(Extracted records)
-- begin --
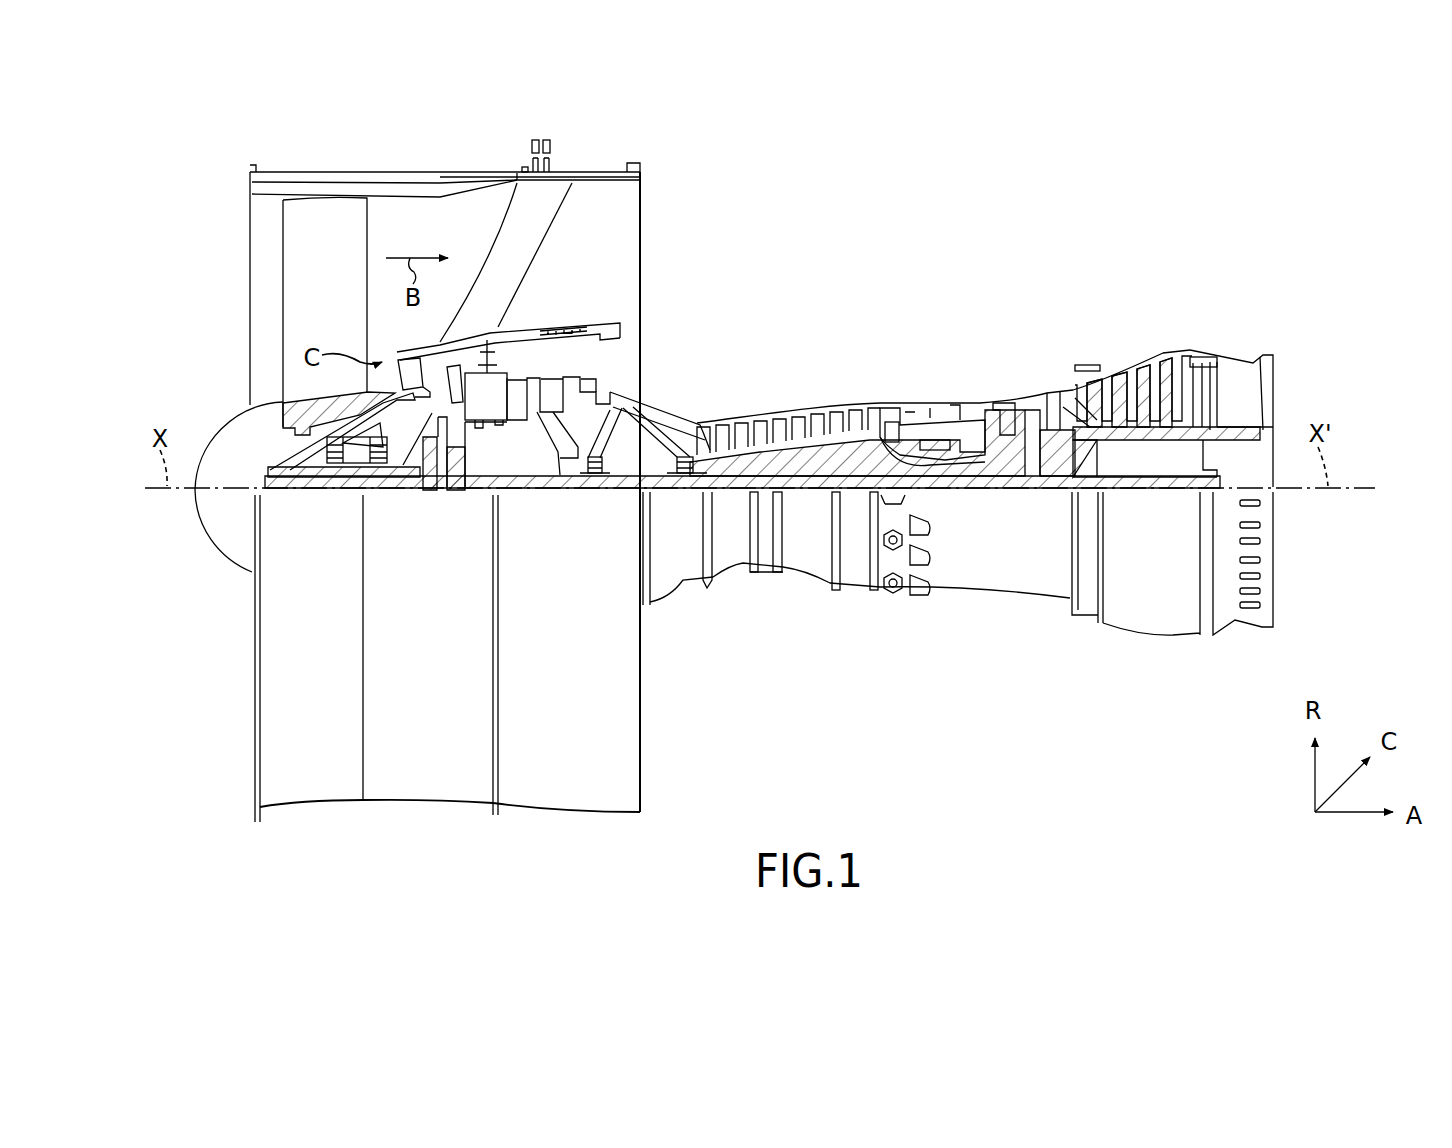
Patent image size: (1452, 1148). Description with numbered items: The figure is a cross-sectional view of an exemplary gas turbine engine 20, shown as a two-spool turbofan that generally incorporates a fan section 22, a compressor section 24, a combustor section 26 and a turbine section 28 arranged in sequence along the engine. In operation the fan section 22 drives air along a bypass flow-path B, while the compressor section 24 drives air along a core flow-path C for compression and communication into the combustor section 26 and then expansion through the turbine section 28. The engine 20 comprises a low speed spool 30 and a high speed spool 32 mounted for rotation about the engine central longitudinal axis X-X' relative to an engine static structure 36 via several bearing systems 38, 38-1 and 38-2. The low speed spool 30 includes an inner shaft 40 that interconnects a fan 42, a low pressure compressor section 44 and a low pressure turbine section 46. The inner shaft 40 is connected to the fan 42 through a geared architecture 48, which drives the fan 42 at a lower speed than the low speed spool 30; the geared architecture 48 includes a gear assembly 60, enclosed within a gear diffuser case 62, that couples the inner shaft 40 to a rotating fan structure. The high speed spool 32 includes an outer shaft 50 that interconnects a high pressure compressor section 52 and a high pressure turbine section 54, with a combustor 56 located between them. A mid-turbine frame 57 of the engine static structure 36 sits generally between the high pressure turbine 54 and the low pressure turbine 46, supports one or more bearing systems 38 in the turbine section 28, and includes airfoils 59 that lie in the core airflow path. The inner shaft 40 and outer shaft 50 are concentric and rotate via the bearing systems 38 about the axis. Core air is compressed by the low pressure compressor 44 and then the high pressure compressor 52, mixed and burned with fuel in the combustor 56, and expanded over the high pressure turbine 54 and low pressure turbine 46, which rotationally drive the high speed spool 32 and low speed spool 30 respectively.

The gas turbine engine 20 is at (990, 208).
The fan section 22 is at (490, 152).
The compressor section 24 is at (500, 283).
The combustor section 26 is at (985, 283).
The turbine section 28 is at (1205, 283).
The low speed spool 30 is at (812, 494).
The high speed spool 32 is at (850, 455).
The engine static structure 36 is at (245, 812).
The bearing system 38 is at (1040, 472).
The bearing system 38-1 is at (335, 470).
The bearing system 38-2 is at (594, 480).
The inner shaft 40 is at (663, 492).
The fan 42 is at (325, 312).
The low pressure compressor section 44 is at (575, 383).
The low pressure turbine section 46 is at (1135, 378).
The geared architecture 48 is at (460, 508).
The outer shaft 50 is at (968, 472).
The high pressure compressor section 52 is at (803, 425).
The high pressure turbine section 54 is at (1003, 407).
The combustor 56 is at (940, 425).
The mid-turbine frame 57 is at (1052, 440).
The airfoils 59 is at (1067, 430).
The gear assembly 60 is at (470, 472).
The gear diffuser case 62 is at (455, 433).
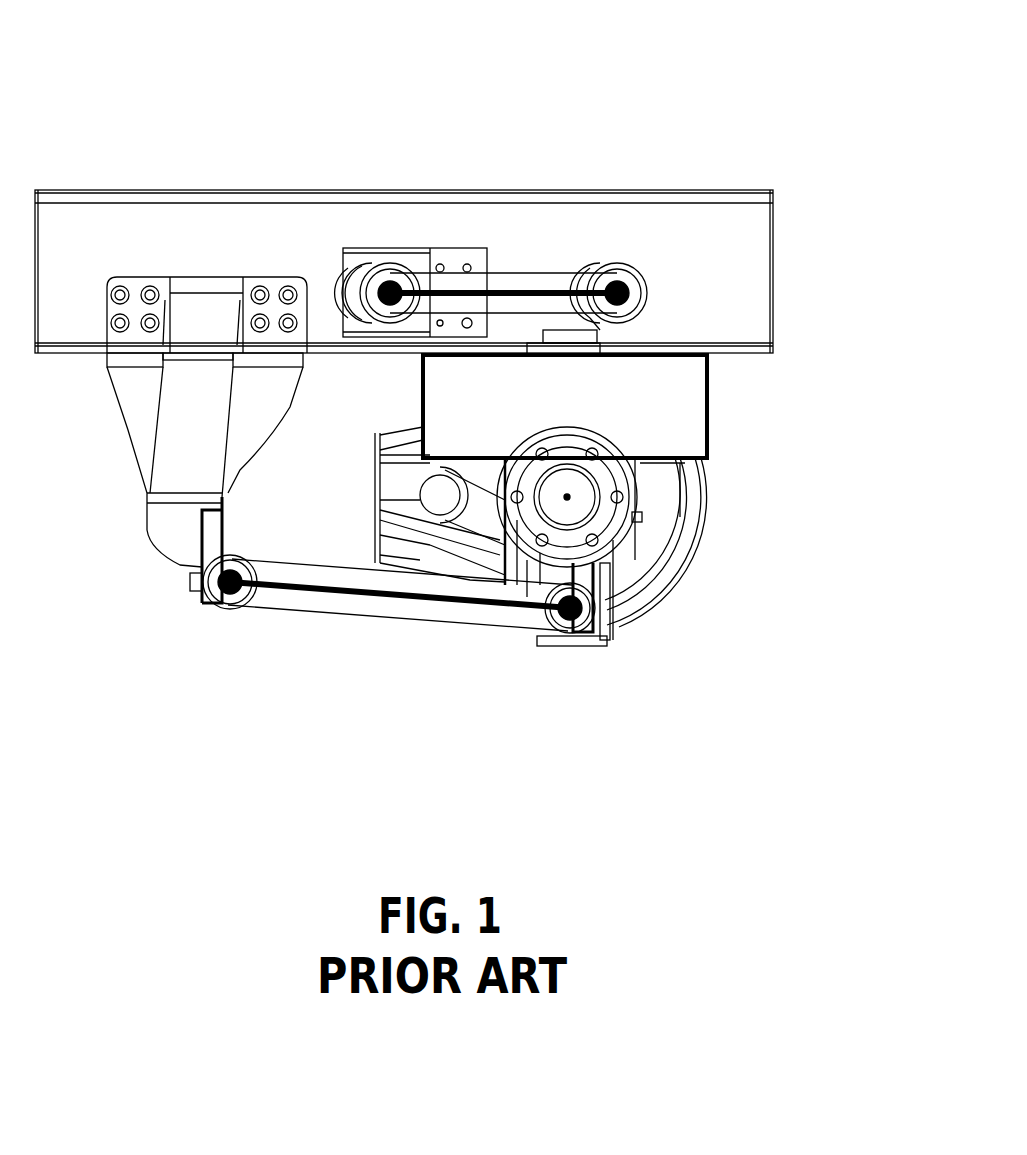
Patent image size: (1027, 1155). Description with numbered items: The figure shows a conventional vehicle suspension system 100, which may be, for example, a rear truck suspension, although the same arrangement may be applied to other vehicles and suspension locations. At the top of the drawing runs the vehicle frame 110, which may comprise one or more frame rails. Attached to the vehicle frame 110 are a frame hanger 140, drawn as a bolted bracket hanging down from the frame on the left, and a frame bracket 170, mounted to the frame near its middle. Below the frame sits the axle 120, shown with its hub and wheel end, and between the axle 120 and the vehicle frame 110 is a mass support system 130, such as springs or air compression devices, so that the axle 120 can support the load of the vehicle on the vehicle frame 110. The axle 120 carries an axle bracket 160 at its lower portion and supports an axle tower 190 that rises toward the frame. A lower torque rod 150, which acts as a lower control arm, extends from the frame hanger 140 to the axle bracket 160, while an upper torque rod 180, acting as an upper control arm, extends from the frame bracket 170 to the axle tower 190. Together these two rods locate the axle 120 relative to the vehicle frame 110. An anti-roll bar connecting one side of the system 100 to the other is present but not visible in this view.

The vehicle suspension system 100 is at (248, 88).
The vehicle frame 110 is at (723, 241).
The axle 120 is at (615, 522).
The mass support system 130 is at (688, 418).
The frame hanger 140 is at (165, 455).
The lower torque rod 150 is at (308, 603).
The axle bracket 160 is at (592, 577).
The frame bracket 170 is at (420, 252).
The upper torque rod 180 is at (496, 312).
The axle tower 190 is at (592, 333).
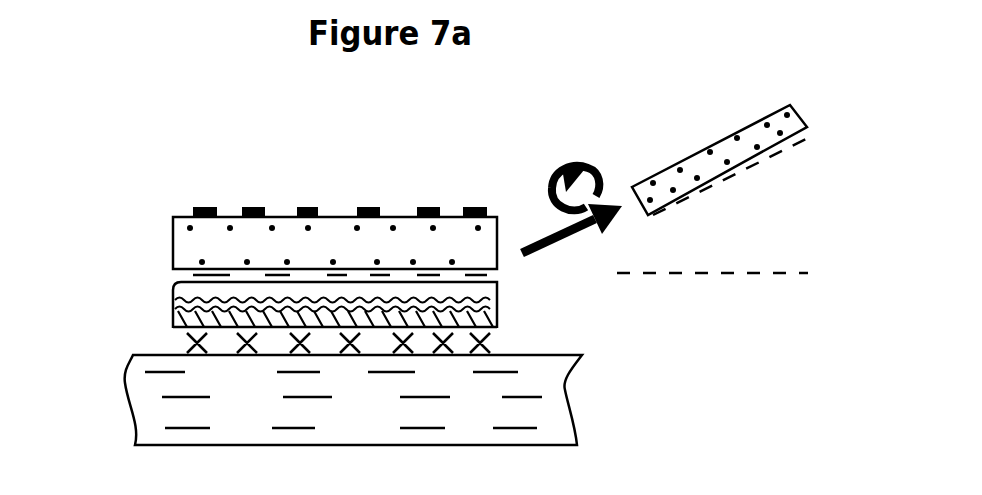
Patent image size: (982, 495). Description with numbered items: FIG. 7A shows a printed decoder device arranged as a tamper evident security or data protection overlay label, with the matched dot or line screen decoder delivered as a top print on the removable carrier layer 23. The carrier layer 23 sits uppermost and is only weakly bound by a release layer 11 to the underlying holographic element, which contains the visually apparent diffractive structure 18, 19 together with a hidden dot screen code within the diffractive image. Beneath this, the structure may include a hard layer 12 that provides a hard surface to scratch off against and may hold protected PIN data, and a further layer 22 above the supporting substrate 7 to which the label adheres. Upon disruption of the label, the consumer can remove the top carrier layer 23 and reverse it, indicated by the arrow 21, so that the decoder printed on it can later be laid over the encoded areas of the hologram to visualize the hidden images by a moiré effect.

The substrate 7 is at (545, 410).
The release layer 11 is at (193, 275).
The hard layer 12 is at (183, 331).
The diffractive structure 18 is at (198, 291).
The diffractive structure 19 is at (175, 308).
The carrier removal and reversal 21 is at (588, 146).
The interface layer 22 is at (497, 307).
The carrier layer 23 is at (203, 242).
-- end --
Aim >>
Please arrange every line of the rows above as a Markdown table with the columns "Number" and "Line", skipping blank lines and leaving the pictures out of the answer.

Result below >>
| Number | Line |
|---|---|
| 1 | Patent image size: (1452, 1148). Description with numbered items: The figure is a cross-sectional view of an exemplary gas turbine engine 20, shown as a two-spool turbofan that generally incorporates a fan section 22, a compressor section 24, a combustor section 26 and a turbine section 28 arranged in sequence along the engine. In operation the fan section 22 drives air along a bypass flow-path B, while the compressor section 24 drives air along a core flow-path C for compression and communication into the combustor section 26 and then expansion through the turbine section 28. The engine 20 comprises a low speed spool 30 and a high speed spool 32 mounted for rotation about the engine central longitudinal axis X-X' relative to an engine static structure 36 via several bearing systems 38, 38-1 and 38-2. The low speed spool 30 includes an inner shaft 40 that interconnects a fan 42, a low pressure compressor section 44 and a low pressure turbine section 46. The inner shaft 40 is connected to the fan 42 through a geared architecture 48, which drives the fan 42 at a lower speed than the low speed spool 30; the geared architecture 48 includes a gear assembly 60, enclosed within a gear diffuser case 62, that couples the inner shaft 40 to a rotating fan structure. The high speed spool 32 includes an outer shaft 50 that interconnects a high pressure compressor section 52 and a high pressure turbine section 54, with a combustor 56 located between them. A mid-turbine frame 57 of the engine static structure 36 sits generally between the high pressure turbine 54 and the low pressure turbine 46, supports one or more bearing systems 38 in the turbine section 28, and includes airfoils 59 that lie in the core airflow path. The inner shaft 40 and outer shaft 50 are concentric and rotate via the bearing systems 38 about the axis. Core air is compressed by the low pressure compressor 44 and then the high pressure compressor 52, mixed and burned with fuel in the combustor 56, and expanded over the high pressure turbine 54 and low pressure turbine 46, which rotationally drive the high speed spool 32 and low speed spool 30 respectively. |
| 2 | The gas turbine engine 20 is at (990, 208). |
| 3 | The fan section 22 is at (490, 152). |
| 4 | The compressor section 24 is at (500, 283). |
| 5 | The combustor section 26 is at (985, 283). |
| 6 | The turbine section 28 is at (1205, 283). |
| 7 | The low speed spool 30 is at (812, 494). |
| 8 | The high speed spool 32 is at (850, 455). |
| 9 | The engine static structure 36 is at (245, 812). |
| 10 | The bearing system 38 is at (1040, 472). |
| 11 | The bearing system 38-1 is at (335, 470). |
| 12 | The bearing system 38-2 is at (594, 480). |
| 13 | The inner shaft 40 is at (663, 492). |
| 14 | The fan 42 is at (325, 312). |
| 15 | The low pressure compressor section 44 is at (575, 383). |
| 16 | The low pressure turbine section 46 is at (1135, 378). |
| 17 | The geared architecture 48 is at (460, 508). |
| 18 | The outer shaft 50 is at (968, 472). |
| 19 | The high pressure compressor section 52 is at (803, 425). |
| 20 | The high pressure turbine section 54 is at (1003, 407). |
| 21 | The combustor 56 is at (940, 425). |
| 22 | The mid-turbine frame 57 is at (1052, 440). |
| 23 | The airfoils 59 is at (1067, 430). |
| 24 | The gear assembly 60 is at (470, 472). |
| 25 | The gear diffuser case 62 is at (455, 433). |
| 26 | Patent image size: (1027, 1155). Description with numbered items: The figure shows a conventional vehicle suspension system 100, which may be, for example, a rear truck suspension, although the same arrangement may be applied to other vehicles and suspension locations. At the top of the drawing runs the vehicle frame 110, which may comprise one or more frame rails. Attached to the vehicle frame 110 are a frame hanger 140, drawn as a bolted bracket hanging down from the frame on the left, and a frame bracket 170, mounted to the frame near its middle. Below the frame sits the axle 120, shown with its hub and wheel end, and between the axle 120 and the vehicle frame 110 is a mass support system 130, such as springs or air compression devices, so that the axle 120 can support the load of the vehicle on the vehicle frame 110. The axle 120 carries an axle bracket 160 at its lower portion and supports an axle tower 190 that rises toward the frame. A lower torque rod 150, which acts as a lower control arm, extends from the frame hanger 140 to the axle bracket 160, while an upper torque rod 180, acting as an upper control arm, extends from the frame bracket 170 to the axle tower 190. Together these two rods locate the axle 120 relative to the vehicle frame 110. An anti-roll bar connecting one side of the system 100 to the other is present but not visible in this view. |
| 27 | The vehicle suspension system 100 is at (248, 88). |
| 28 | The vehicle frame 110 is at (723, 241). |
| 29 | The axle 120 is at (615, 522). |
| 30 | The mass support system 130 is at (688, 418). |
| 31 | The frame hanger 140 is at (165, 455). |
| 32 | The lower torque rod 150 is at (308, 603). |
| 33 | The axle bracket 160 is at (592, 577). |
| 34 | The frame bracket 170 is at (420, 252). |
| 35 | The upper torque rod 180 is at (496, 312). |
| 36 | The axle tower 190 is at (592, 333). |
| 37 | Patent image size: (982, 495). Description with numbered items: FIG. 7A shows a printed decoder device arranged as a tamper evident security or data protection overlay label, with the matched dot or line screen decoder delivered as a top print on the removable carrier layer 23. The carrier layer 23 sits uppermost and is only weakly bound by a release layer 11 to the underlying holographic element, which contains the visually apparent diffractive structure 18, 19 together with a hidden dot screen code within the diffractive image. Beneath this, the structure may include a hard layer 12 that provides a hard surface to scratch off against and may hold protected PIN data, and a further layer 22 above the supporting substrate 7 to which the label adheres. Upon disruption of the label, the consumer can remove the top carrier layer 23 and reverse it, indicated by the arrow 21, so that the decoder printed on it can later be laid over the encoded areas of the hologram to visualize the hidden images by a moiré effect. |
| 38 | The substrate 7 is at (545, 410). |
| 39 | The release layer 11 is at (193, 275). |
| 40 | The hard layer 12 is at (183, 331). |
| 41 | The diffractive structure 18 is at (198, 291). |
| 42 | The diffractive structure 19 is at (175, 308). |
| 43 | The carrier removal and reversal 21 is at (588, 146). |
| 44 | The interface layer 22 is at (497, 307). |
| 45 | The carrier layer 23 is at (203, 242). |